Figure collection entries
* * * * *
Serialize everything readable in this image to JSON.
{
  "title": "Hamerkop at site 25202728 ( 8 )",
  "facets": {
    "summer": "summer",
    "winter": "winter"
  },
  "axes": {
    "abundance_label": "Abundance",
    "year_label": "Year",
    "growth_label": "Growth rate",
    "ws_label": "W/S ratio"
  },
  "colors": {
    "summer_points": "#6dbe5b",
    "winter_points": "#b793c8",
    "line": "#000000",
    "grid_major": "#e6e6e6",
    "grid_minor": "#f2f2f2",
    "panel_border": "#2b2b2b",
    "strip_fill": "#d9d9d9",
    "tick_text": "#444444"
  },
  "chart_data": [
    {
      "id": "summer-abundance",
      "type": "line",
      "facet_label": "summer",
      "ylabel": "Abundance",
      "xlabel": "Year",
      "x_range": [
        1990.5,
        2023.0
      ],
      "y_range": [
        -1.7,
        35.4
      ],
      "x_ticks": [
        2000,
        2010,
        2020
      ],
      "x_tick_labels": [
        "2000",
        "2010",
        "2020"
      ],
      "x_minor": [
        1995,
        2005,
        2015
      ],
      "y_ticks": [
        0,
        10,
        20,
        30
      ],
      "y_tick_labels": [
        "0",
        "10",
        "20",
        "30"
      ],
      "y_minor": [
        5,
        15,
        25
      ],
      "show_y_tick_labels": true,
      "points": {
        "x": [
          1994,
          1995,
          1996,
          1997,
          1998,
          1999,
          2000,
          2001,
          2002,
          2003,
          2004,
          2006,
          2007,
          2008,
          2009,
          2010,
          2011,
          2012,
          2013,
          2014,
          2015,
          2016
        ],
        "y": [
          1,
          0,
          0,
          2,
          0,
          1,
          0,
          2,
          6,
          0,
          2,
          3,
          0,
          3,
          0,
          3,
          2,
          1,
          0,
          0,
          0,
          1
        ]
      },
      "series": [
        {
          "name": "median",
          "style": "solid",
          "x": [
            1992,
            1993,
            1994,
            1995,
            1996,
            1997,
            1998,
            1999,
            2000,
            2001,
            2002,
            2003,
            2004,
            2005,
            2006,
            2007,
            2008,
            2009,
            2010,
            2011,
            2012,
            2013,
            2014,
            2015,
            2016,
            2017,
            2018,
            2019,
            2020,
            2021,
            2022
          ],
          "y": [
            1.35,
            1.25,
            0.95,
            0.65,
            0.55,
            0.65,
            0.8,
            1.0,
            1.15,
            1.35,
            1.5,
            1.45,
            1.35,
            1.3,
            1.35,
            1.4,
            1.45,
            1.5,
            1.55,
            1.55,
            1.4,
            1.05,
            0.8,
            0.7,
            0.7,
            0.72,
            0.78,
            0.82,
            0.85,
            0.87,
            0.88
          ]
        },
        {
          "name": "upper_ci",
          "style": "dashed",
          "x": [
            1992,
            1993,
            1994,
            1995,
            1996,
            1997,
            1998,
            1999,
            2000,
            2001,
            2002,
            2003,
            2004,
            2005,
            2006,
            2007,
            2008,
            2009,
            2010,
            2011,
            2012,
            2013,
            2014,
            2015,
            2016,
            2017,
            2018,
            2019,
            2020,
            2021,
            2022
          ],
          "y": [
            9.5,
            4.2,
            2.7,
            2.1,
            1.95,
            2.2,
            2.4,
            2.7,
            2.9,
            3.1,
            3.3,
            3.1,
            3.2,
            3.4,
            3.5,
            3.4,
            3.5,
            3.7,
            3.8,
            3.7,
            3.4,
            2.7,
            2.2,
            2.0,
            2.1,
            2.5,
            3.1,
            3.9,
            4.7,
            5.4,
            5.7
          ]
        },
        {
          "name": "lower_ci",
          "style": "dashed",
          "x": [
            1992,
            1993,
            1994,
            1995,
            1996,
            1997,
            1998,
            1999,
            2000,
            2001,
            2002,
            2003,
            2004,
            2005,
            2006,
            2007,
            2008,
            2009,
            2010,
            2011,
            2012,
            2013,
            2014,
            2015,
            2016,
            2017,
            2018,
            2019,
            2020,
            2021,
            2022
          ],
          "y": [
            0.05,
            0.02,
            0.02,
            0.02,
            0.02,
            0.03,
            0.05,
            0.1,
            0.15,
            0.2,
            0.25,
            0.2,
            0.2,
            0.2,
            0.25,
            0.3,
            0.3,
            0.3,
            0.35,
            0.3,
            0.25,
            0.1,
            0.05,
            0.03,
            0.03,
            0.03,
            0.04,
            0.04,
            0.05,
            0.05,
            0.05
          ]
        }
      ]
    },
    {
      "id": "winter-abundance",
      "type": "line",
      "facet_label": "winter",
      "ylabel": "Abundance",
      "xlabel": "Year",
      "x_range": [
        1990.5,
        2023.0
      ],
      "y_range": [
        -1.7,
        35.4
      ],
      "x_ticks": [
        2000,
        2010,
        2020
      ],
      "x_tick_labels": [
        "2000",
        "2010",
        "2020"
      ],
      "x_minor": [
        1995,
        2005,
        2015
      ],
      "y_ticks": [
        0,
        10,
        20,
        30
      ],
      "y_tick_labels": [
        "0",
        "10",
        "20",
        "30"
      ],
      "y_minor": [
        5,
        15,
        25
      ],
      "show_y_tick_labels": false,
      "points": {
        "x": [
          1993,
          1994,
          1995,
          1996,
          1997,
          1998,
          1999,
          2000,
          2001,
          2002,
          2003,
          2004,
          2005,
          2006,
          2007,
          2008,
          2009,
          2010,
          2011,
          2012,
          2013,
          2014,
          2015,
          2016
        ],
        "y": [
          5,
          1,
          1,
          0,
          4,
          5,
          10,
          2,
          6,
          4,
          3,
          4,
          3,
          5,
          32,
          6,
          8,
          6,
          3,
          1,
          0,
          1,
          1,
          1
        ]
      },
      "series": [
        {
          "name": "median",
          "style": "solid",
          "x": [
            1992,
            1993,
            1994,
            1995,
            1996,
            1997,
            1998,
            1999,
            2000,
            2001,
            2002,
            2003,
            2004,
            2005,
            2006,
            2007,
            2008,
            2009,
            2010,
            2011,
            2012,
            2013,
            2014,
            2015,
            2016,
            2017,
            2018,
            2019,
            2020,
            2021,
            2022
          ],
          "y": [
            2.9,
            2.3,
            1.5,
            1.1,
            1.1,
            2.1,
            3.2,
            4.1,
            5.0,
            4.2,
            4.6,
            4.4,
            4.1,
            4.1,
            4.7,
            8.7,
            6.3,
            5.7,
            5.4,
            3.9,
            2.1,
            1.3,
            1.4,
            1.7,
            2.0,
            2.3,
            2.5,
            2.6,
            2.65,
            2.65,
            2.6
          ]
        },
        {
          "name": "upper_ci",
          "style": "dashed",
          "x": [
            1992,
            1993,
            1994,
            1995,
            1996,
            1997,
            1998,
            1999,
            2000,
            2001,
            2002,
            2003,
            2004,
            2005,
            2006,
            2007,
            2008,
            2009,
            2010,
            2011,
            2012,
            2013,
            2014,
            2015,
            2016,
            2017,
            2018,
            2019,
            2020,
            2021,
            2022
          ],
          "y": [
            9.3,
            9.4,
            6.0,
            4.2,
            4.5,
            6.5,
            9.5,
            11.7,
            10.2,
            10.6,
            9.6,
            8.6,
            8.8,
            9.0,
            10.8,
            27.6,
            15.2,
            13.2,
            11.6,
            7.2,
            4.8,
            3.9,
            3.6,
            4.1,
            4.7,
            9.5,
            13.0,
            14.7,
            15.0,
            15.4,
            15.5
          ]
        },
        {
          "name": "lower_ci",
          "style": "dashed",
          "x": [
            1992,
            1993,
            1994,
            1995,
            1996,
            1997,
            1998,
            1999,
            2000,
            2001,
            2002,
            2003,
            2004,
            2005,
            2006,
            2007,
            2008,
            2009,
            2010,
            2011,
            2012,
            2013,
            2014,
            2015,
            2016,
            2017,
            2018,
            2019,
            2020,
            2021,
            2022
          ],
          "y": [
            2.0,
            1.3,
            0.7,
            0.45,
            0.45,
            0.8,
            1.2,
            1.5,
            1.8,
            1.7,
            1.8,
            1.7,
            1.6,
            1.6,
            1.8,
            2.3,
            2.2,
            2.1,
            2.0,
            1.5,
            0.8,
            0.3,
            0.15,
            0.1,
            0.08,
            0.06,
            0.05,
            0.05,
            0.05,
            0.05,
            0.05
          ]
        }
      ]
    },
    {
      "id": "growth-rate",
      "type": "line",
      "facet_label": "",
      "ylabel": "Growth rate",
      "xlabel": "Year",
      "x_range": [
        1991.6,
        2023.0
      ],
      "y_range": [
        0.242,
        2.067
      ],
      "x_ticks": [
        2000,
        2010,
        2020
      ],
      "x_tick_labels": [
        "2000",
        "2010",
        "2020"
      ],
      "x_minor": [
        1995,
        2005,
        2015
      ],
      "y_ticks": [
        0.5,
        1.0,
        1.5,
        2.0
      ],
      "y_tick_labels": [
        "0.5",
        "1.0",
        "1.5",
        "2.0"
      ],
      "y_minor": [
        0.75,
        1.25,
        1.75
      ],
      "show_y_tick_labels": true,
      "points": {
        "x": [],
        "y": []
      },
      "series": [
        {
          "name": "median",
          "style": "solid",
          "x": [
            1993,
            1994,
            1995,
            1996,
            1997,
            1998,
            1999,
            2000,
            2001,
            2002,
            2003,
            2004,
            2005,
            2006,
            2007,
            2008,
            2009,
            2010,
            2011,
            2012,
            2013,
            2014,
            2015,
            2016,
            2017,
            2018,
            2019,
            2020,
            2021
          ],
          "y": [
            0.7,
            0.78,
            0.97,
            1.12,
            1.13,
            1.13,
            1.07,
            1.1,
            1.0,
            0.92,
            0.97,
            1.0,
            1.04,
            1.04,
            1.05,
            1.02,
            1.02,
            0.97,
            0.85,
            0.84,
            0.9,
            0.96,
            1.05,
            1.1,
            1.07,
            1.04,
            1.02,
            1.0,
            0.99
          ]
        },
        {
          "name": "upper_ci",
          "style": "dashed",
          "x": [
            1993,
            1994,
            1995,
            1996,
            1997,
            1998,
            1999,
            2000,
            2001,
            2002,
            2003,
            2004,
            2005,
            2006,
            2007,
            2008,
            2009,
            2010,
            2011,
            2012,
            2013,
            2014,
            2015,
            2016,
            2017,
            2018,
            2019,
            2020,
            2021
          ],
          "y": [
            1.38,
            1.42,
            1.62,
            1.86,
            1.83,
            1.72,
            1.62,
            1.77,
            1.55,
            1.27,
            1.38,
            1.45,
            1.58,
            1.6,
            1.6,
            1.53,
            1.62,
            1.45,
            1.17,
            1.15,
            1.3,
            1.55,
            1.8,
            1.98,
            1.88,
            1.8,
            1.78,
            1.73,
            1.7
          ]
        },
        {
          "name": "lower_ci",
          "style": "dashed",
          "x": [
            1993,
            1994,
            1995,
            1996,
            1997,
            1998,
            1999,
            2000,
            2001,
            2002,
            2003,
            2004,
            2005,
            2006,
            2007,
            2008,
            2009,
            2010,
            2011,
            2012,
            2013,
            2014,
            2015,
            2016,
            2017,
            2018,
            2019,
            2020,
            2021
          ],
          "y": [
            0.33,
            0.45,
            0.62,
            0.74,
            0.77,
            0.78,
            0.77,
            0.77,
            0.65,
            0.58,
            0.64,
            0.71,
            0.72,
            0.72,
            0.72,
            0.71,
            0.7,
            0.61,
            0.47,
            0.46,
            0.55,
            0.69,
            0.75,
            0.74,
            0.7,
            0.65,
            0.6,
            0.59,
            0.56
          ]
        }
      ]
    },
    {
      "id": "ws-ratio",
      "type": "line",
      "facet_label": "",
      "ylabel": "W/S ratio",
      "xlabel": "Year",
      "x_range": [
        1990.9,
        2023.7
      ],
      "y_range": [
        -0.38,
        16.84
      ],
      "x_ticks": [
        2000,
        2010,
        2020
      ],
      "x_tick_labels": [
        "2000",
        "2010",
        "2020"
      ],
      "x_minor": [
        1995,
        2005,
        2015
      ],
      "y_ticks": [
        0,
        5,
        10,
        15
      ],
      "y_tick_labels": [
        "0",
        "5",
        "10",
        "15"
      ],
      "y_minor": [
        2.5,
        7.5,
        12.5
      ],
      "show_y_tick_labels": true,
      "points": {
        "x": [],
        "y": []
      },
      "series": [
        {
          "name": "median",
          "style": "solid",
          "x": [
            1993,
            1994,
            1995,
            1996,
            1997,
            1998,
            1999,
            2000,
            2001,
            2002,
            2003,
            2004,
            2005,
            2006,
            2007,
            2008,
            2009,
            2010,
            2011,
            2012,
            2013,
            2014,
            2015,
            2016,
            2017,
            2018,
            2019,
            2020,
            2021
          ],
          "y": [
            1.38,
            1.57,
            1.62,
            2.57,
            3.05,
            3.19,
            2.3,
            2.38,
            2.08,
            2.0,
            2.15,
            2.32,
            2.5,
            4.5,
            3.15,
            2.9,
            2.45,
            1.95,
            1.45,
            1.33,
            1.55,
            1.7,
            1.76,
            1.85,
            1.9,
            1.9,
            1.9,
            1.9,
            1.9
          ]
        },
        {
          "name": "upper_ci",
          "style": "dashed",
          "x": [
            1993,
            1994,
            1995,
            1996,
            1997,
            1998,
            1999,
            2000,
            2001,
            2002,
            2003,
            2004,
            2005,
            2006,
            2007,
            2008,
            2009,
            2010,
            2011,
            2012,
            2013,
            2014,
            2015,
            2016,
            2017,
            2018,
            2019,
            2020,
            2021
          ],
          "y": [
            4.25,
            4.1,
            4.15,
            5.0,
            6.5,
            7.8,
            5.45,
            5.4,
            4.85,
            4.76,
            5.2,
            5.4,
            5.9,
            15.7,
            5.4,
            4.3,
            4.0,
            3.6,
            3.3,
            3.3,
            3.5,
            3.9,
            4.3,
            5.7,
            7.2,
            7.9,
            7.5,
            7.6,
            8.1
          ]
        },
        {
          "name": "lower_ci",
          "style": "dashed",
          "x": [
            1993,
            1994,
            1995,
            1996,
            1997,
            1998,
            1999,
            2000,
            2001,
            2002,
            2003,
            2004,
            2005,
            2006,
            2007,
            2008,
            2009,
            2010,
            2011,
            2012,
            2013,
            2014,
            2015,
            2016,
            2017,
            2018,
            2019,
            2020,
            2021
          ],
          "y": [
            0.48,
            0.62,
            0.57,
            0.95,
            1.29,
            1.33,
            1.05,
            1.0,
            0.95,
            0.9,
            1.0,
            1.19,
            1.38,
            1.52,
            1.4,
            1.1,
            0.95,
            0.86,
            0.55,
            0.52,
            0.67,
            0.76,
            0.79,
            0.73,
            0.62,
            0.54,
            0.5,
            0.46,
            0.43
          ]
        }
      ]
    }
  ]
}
* * * * *
■ WHAT THE EXERCISE ASKS
Pull every line containing "ylabel" from the data.

■ CORRECT RESULT
      "ylabel": "Abundance",
      "ylabel": "Abundance",
      "ylabel": "Growth rate",
      "ylabel": "W/S ratio",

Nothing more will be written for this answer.